— Start of Listing —

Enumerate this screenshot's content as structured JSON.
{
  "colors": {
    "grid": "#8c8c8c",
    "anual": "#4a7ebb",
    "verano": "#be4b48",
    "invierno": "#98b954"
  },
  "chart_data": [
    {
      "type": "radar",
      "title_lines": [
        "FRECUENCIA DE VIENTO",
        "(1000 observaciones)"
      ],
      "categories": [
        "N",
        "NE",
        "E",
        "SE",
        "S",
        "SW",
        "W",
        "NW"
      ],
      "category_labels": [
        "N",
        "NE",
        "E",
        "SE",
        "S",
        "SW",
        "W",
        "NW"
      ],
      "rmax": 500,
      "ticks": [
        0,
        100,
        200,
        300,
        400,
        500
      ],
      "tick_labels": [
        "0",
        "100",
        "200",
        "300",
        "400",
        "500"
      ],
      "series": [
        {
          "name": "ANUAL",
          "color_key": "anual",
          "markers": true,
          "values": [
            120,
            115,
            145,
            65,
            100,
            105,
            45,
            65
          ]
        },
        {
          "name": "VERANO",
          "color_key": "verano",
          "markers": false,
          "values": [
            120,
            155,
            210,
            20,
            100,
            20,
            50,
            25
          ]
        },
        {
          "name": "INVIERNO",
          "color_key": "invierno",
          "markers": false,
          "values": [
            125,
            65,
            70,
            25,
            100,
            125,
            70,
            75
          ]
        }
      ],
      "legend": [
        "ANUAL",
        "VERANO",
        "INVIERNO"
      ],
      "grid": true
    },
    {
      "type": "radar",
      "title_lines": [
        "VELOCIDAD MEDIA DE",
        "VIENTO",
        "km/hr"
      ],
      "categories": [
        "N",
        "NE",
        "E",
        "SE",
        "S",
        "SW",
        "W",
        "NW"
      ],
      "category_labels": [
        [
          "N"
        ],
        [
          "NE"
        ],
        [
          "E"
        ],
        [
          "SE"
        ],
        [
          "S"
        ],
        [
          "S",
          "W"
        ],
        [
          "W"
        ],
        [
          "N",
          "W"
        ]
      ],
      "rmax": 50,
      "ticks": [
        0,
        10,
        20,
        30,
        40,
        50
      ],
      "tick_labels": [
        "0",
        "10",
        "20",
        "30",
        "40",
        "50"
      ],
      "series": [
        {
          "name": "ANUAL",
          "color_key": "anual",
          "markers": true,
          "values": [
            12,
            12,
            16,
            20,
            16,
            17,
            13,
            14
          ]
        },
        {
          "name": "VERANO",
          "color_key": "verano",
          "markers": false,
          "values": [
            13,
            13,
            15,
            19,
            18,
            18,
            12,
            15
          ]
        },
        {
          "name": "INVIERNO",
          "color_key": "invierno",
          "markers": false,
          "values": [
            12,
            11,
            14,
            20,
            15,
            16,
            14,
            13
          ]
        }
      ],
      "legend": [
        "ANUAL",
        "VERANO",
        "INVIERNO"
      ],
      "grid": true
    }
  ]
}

— End of Listing —

(Task to carry out):
Go through the data and return every record exactly.

(Finished exercise):
Enumerate this screenshot's content as structured JSON.
{
  "colors": {
    "grid": "#8c8c8c",
    "anual": "#4a7ebb",
    "verano": "#be4b48",
    "invierno": "#98b954"
  },
  "chart_data": [
    {
      "type": "radar",
      "title_lines": [
        "FRECUENCIA DE VIENTO",
        "(1000 observaciones)"
      ],
      "categories": [
        "N",
        "NE",
        "E",
        "SE",
        "S",
        "SW",
        "W",
        "NW"
      ],
      "category_labels": [
        "N",
        "NE",
        "E",
        "SE",
        "S",
        "SW",
        "W",
        "NW"
      ],
      "rmax": 500,
      "ticks": [
        0,
        100,
        200,
        300,
        400,
        500
      ],
      "tick_labels": [
        "0",
        "100",
        "200",
        "300",
        "400",
        "500"
      ],
      "series": [
        {
          "name": "ANUAL",
          "color_key": "anual",
          "markers": true,
          "values": [
            120,
            115,
            145,
            65,
            100,
            105,
            45,
            65
          ]
        },
        {
          "name": "VERANO",
          "color_key": "verano",
          "markers": false,
          "values": [
            120,
            155,
            210,
            20,
            100,
            20,
            50,
            25
          ]
        },
        {
          "name": "INVIERNO",
          "color_key": "invierno",
          "markers": false,
          "values": [
            125,
            65,
            70,
            25,
            100,
            125,
            70,
            75
          ]
        }
      ],
      "legend": [
        "ANUAL",
        "VERANO",
        "INVIERNO"
      ],
      "grid": true
    },
    {
      "type": "radar",
      "title_lines": [
        "VELOCIDAD MEDIA DE",
        "VIENTO",
        "km/hr"
      ],
      "categories": [
        "N",
        "NE",
        "E",
        "SE",
        "S",
        "SW",
        "W",
        "NW"
      ],
      "category_labels": [
        [
          "N"
        ],
        [
          "NE"
        ],
        [
          "E"
        ],
        [
          "SE"
        ],
        [
          "S"
        ],
        [
          "S",
          "W"
        ],
        [
          "W"
        ],
        [
          "N",
          "W"
        ]
      ],
      "rmax": 50,
      "ticks": [
        0,
        10,
        20,
        30,
        40,
        50
      ],
      "tick_labels": [
        "0",
        "10",
        "20",
        "30",
        "40",
        "50"
      ],
      "series": [
        {
          "name": "ANUAL",
          "color_key": "anual",
          "markers": true,
          "values": [
            12,
            12,
            16,
            20,
            16,
            17,
            13,
            14
          ]
        },
        {
          "name": "VERANO",
          "color_key": "verano",
          "markers": false,
          "values": [
            13,
            13,
            15,
            19,
            18,
            18,
            12,
            15
          ]
        },
        {
          "name": "INVIERNO",
          "color_key": "invierno",
          "markers": false,
          "values": [
            12,
            11,
            14,
            20,
            15,
            16,
            14,
            13
          ]
        }
      ],
      "legend": [
        "ANUAL",
        "VERANO",
        "INVIERNO"
      ],
      "grid": true
    }
  ]
}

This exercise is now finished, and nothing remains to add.